EXERCISES:
(1) In the text on filtrations and martingales, what does Definition 4.1 say a filtration is?
(2) Pick up the text on filtrations and martingales right after its final sentence and keep writing it.

--- start TEXT TO READ ---

Using the wealth equation, and the fact that $S_{t+1}(\H) = uS_t$, we can write \[\begin{split} V_{t+1}(\H) &= y_{t+1} u S_t +(1+r)( V_t-y_{t+1}S_t )\\ &=y_{t+1}S_t\big(u - (1+r)\big) + (1+r)V_t. \end{split} \] Now, using our inductive hypothesis, the expression for $y_{t+1}$, and $S_{t+1}(\T)=dS_t$, we get \[ \begin{split} V_{t+1}(\H) &= \frac{X_{t+1}(\H) - X_{t+1}(\T)}{uS_t - dS_t}S_t \big(u - (1+r)\big) + (1+r)X_t\\ &=( X_{t+1}(\H) - X_{t+1}(\T) ) \frac{u - (1+r)}{u-d} + (1+r) X_t\\ &=( X_{t+1}(\H) - X_{t+1}(\T) ) q_d + [q_u X_{t+1}(\H) + q_d X_{t+1}(\T)]\\ &= X_{t+1}(\H), \end{split} \] as required.

Exercise: Check that we also have $V_{t+1}(\T) = X_{t+1}(\T)$.

4.3 Filtrations, conditional expectation and martingales

Definition 4.1 A filtration is a non-descending family of $\sigma$-algebras: \[ \mathcal{F}_0\subseteq \mathcal{F}_1\subseteq \cdots \subseteq \mathcal{F}_T. \]

For example, in our coin toss space we can define a filtration as follows:

Take $\mathcal{F}_0=\{\emptyset, \Omega\}$. This $\sigma$-algebra corresponds to the stock price $S_0$ at time $0$.

--- end TEXT TO READ ---
--- start SUPPLIED INFORMATION ---

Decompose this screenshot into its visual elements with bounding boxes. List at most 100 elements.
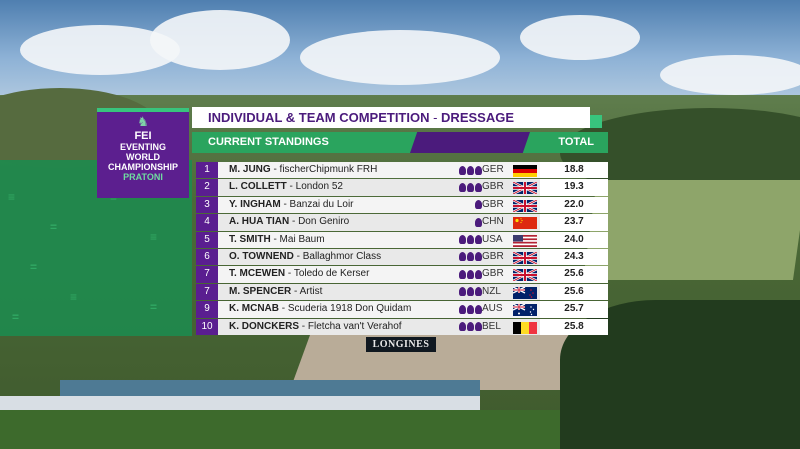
rider-name: A. HUA TIAN — [229, 216, 290, 228]
rider-horse-text: Y. INGHAM - Banzai du Loir — [229, 199, 354, 210]
sponsor-board: LONGINES — [366, 337, 436, 352]
pattern-mark: = — [30, 260, 38, 274]
rank-cell: 1 — [196, 162, 218, 179]
team-icons — [450, 198, 482, 212]
header-decoration — [410, 132, 530, 153]
flag-usa-icon — [513, 234, 537, 247]
horse-name: - fischerChipmunk FRH — [270, 164, 378, 175]
rank-cell: 6 — [196, 248, 218, 266]
horse-name: - Artist — [291, 285, 323, 297]
rider-name: T. SMITH — [229, 233, 271, 245]
standings-row: 6 O. TOWNEND - Ballaghmor Class GBR 24.3 — [196, 248, 608, 266]
team-rider-icon — [459, 304, 466, 314]
pattern-mark: = — [12, 310, 20, 324]
title-main: INDIVIDUAL & TEAM COMPETITION — [208, 110, 430, 125]
flag-uk-icon — [512, 198, 538, 213]
horse-rider-icon: ♞ — [137, 114, 149, 129]
title-accent — [590, 115, 602, 128]
rider-horse-text: T. MCEWEN - Toledo de Kerser — [229, 268, 369, 279]
team-rider-icon — [459, 322, 466, 332]
pattern-mark: ≡ — [150, 230, 158, 244]
team-icons — [450, 180, 482, 194]
team-rider-icon — [467, 235, 474, 245]
standings-row: 7 M. SPENCER - Artist NZL 25.6 — [196, 283, 608, 301]
logo-fei-text: FEI — [134, 130, 152, 142]
team-rider-icon — [459, 287, 466, 297]
nation-code: BEL — [482, 320, 501, 332]
pattern-mark: ≡ — [70, 290, 78, 304]
total-score: 24.0 — [540, 231, 608, 248]
team-rider-icon — [467, 252, 474, 262]
rank-cell: 9 — [196, 301, 218, 318]
team-rider-icon — [475, 182, 482, 192]
horse-name: - Don Geniro — [289, 216, 350, 228]
rider-name: Y. INGHAM — [229, 198, 281, 210]
competition-title: INDIVIDUAL & TEAM COMPETITION - DRESSAGE — [208, 110, 514, 125]
flag-nz-icon — [512, 286, 537, 299]
logo-line-1: EVENTING — [119, 142, 166, 152]
rider-horse-text: K. DONCKERS - Fletcha van't Verahof — [229, 321, 402, 332]
rider-cell: O. TOWNEND - Ballaghmor Class GBR — [218, 248, 540, 266]
rider-horse-text: M. SPENCER - Artist — [229, 286, 322, 297]
flag-china-icon — [513, 216, 537, 230]
standings-row: 4 A. HUA TIAN - Don Geniro CHN 23.7 — [196, 214, 608, 231]
horse-name: - Ballaghmor Class — [293, 250, 382, 262]
total-score: 25.6 — [540, 266, 608, 283]
team-rider-icon — [467, 165, 474, 175]
team-rider-icon — [459, 269, 466, 279]
team-rider-icon — [459, 165, 466, 175]
team-rider-icon — [459, 182, 466, 192]
title-discipline: DRESSAGE — [441, 110, 515, 125]
cloud — [150, 10, 290, 70]
rider-horse-text: L. COLLETT - London 52 — [229, 181, 343, 192]
horse-name: - London 52 — [286, 181, 343, 193]
team-icons — [450, 267, 482, 281]
team-rider-icon — [475, 287, 482, 297]
team-rider-icon — [475, 269, 482, 279]
standings-row: 7 T. MCEWEN - Toledo de Kerser GBR 25.6 — [196, 266, 608, 283]
cloud — [520, 15, 640, 60]
nation-code: NZL — [482, 285, 501, 297]
rank-cell: 3 — [196, 196, 218, 214]
standings-row: 5 T. SMITH - Mai Baum USA 24.0 — [196, 231, 608, 249]
rider-cell: M. JUNG - fischerChipmunk FRH GER — [218, 162, 540, 179]
rider-horse-text: O. TOWNEND - Ballaghmor Class — [229, 251, 381, 262]
team-rider-icon — [459, 252, 466, 262]
rank-cell: 4 — [196, 214, 218, 231]
flag-uk-icon — [512, 268, 538, 283]
rider-name: O. TOWNEND — [229, 250, 294, 262]
team-rider-icon — [475, 200, 482, 210]
total-score: 23.7 — [540, 214, 608, 231]
team-icons — [450, 233, 482, 247]
nation-code: GBR — [482, 181, 504, 193]
total-score: 25.8 — [540, 318, 608, 335]
standings-row: 1 M. JUNG - fischerChipmunk FRH GER 18.8 — [196, 162, 608, 179]
rank-cell: 7 — [196, 266, 218, 283]
horse-name: - Mai Baum — [270, 233, 325, 245]
flag-uk-icon — [512, 250, 538, 266]
title-separator: - — [429, 110, 442, 125]
pattern-mark: = — [50, 220, 58, 234]
team-icons — [450, 215, 482, 229]
total-column-label: TOTAL — [558, 136, 594, 148]
event-logo: ♞ FEI EVENTING WORLD CHAMPIONSHIP PRATON… — [97, 108, 189, 198]
rank-cell: 2 — [196, 179, 218, 196]
standings-row: 2 L. COLLETT - London 52 GBR 19.3 — [196, 179, 608, 196]
flag-belgium-icon — [513, 321, 537, 334]
total-score: 25.7 — [540, 301, 608, 318]
logo-line-2: WORLD — [126, 152, 160, 162]
horse-name: - Scuderia 1918 Don Quidam — [279, 303, 412, 315]
rank-cell: 5 — [196, 231, 218, 248]
rider-name: T. MCEWEN — [229, 268, 286, 280]
team-rider-icon — [467, 287, 474, 297]
rider-name: K. MCNAB — [229, 303, 279, 315]
rider-cell: A. HUA TIAN - Don Geniro CHN — [218, 214, 540, 231]
rider-horse-text: T. SMITH - Mai Baum — [229, 234, 325, 245]
rider-name: K. DONCKERS — [229, 320, 300, 332]
competition-title-bar: INDIVIDUAL & TEAM COMPETITION - DRESSAGE — [192, 107, 590, 128]
team-rider-icon — [467, 182, 474, 192]
cloud — [660, 55, 800, 95]
team-icons — [450, 163, 482, 177]
team-rider-icon — [475, 304, 482, 314]
total-score: 25.6 — [540, 283, 608, 301]
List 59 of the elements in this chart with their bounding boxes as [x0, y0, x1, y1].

--- end SUPPLIED INFORMATION ---

RESULTS:
(1) A filtration is a non-descending family of σ-algebras.

(2)
Let $A_\H=\{\omega: \omega_1=\H\}, A_\T=\{\omega: \omega_1=\T\}$ and let \[ \mathcal{F}_1=\{\emptyset, \Omega, A_\H, A_\T\}. \]
Let \[ A_{\H\H}=\{\omega: \omega_1=\H, \omega_2=\H\}, A_{\H\T}=\{\omega: \omega_1=\H, \omega_2=\T\}, \] \[ A_{\T\H}=\{\omega: \omega_1=\T, \omega_2=\H\}, A_{\T\T}=\{\omega: \omega_1=\T, \omega_2=\T\} \] and let \[ \mathcal{F}_2=\sigma( A_{\H\H}, A_{\T\H}, A_{\H\T}, A_{\T\T}) \] In other words, the elements of $\mathcal{F}_2$ are obtained by doing set algebras (intersection, union, complement, etc.) on the sets $A_{\H\H}, A_{\H\T}, A_{\T\H}, A_{\T\T}$.
For $\mathcal{F}_3$ we need to add events of the form \[ A_{\H\H\H}, A_{\H\H\T}, A_{\H\T\T}, A_{\H\T\H}, A_{\T\H\H}, A_{\T\H\T}, A_{\T\T\H}, A_{\T\T\T}, \] which are defined in a similar way.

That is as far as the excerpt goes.